_STATED TASK:_
The records underneath are to be repeated exactly, with the pictures left out.

_SUPPLIED DATA:_
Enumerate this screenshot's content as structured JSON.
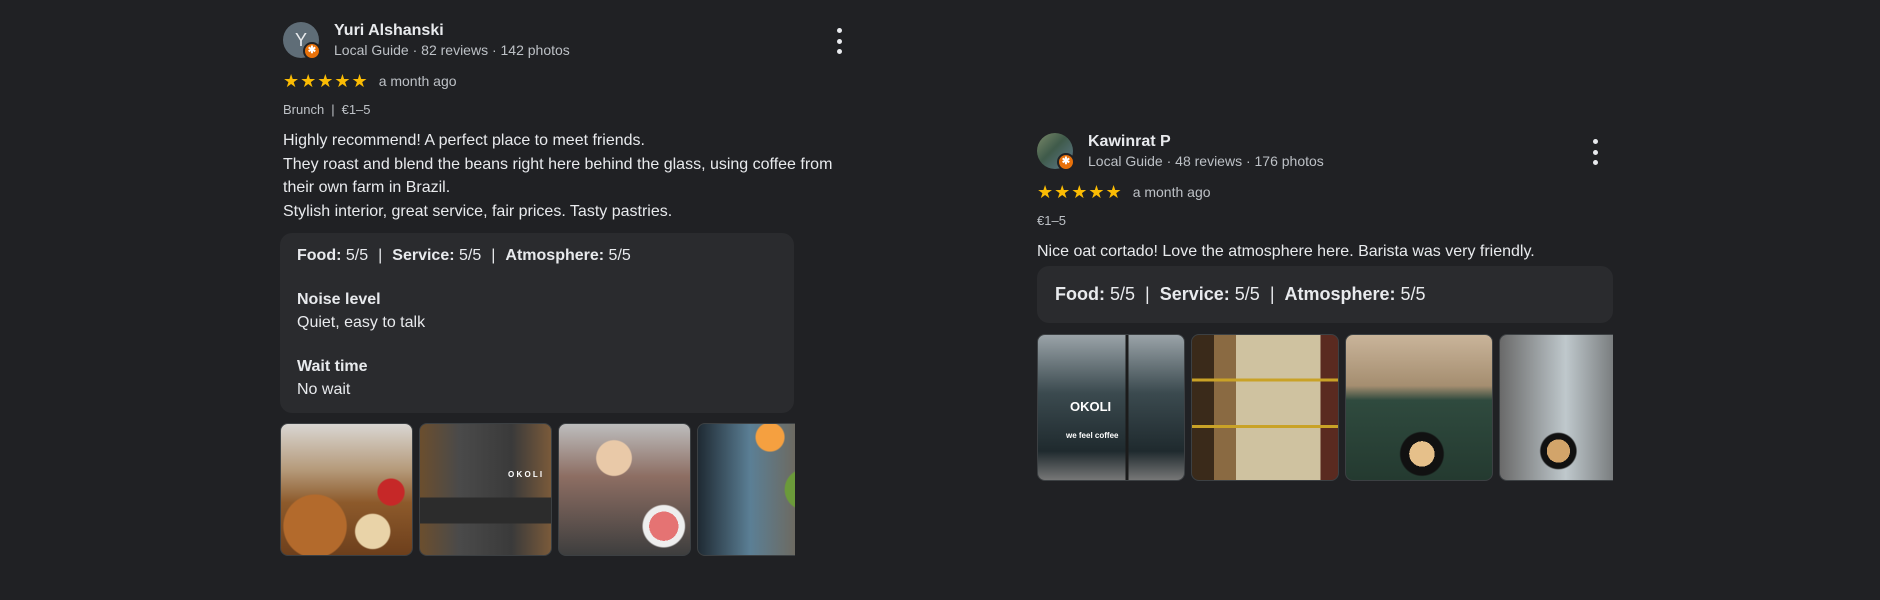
{
  "reviews": [
    {
      "avatar_letter": "Y",
      "name": "Yuri Alshanski",
      "meta": "Local Guide · 82 reviews · 142 photos",
      "stars": "★★★★★",
      "rating": 5,
      "time": "a month ago",
      "attributes": [
        "Brunch",
        "€1–5"
      ],
      "attr_separator": "|",
      "text_lines": [
        "Highly recommend! A perfect place to meet friends.",
        "They roast and blend the beans right here behind the glass, using coffee from",
        "their own farm in Brazil.",
        "Stylish interior, great service, fair prices. Tasty pastries."
      ],
      "scores": {
        "food_label": "Food:",
        "food": "5/5",
        "service_label": "Service:",
        "service": "5/5",
        "atmosphere_label": "Atmosphere:",
        "atmosphere": "5/5",
        "separator": "|"
      },
      "noise_title": "Noise level",
      "noise_value": "Quiet, easy to talk",
      "wait_title": "Wait time",
      "wait_value": "No wait",
      "photo_count": 4
    },
    {
      "name": "Kawinrat P",
      "meta": "Local Guide · 48 reviews · 176 photos",
      "stars": "★★★★★",
      "rating": 5,
      "time": "a month ago",
      "attributes": [
        "€1–5"
      ],
      "text_lines": [
        "Nice oat cortado! Love the atmosphere here. Barista was very friendly."
      ],
      "scores": {
        "food_label": "Food:",
        "food": "5/5",
        "service_label": "Service:",
        "service": "5/5",
        "atmosphere_label": "Atmosphere:",
        "atmosphere": "5/5",
        "separator": "|"
      },
      "photo_count": 4,
      "photo_text": [
        "OKOLI",
        "we feel coffee"
      ]
    }
  ],
  "colors": {
    "background": "#202124",
    "card": "#2a2b2e",
    "star": "#fbbc04",
    "guide_badge": "#e8710a",
    "text_primary": "#e8eaed",
    "text_secondary": "#bdc1c6"
  },
  "icons": {
    "more": "more-vert-icon",
    "star": "star-icon",
    "badge": "local-guide-badge-icon"
  }
}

_OUTPUT BELOW:_
Enumerate this screenshot's content as structured JSON.
{
  "reviews": [
    {
      "avatar_letter": "Y",
      "name": "Yuri Alshanski",
      "meta": "Local Guide · 82 reviews · 142 photos",
      "stars": "★★★★★",
      "rating": 5,
      "time": "a month ago",
      "attributes": [
        "Brunch",
        "€1–5"
      ],
      "attr_separator": "|",
      "text_lines": [
        "Highly recommend! A perfect place to meet friends.",
        "They roast and blend the beans right here behind the glass, using coffee from",
        "their own farm in Brazil.",
        "Stylish interior, great service, fair prices. Tasty pastries."
      ],
      "scores": {
        "food_label": "Food:",
        "food": "5/5",
        "service_label": "Service:",
        "service": "5/5",
        "atmosphere_label": "Atmosphere:",
        "atmosphere": "5/5",
        "separator": "|"
      },
      "noise_title": "Noise level",
      "noise_value": "Quiet, easy to talk",
      "wait_title": "Wait time",
      "wait_value": "No wait",
      "photo_count": 4
    },
    {
      "name": "Kawinrat P",
      "meta": "Local Guide · 48 reviews · 176 photos",
      "stars": "★★★★★",
      "rating": 5,
      "time": "a month ago",
      "attributes": [
        "€1–5"
      ],
      "text_lines": [
        "Nice oat cortado! Love the atmosphere here. Barista was very friendly."
      ],
      "scores": {
        "food_label": "Food:",
        "food": "5/5",
        "service_label": "Service:",
        "service": "5/5",
        "atmosphere_label": "Atmosphere:",
        "atmosphere": "5/5",
        "separator": "|"
      },
      "photo_count": 4,
      "photo_text": [
        "OKOLI",
        "we feel coffee"
      ]
    }
  ],
  "colors": {
    "background": "#202124",
    "card": "#2a2b2e",
    "star": "#fbbc04",
    "guide_badge": "#e8710a",
    "text_primary": "#e8eaed",
    "text_secondary": "#bdc1c6"
  },
  "icons": {
    "more": "more-vert-icon",
    "star": "star-icon",
    "badge": "local-guide-badge-icon"
  }
}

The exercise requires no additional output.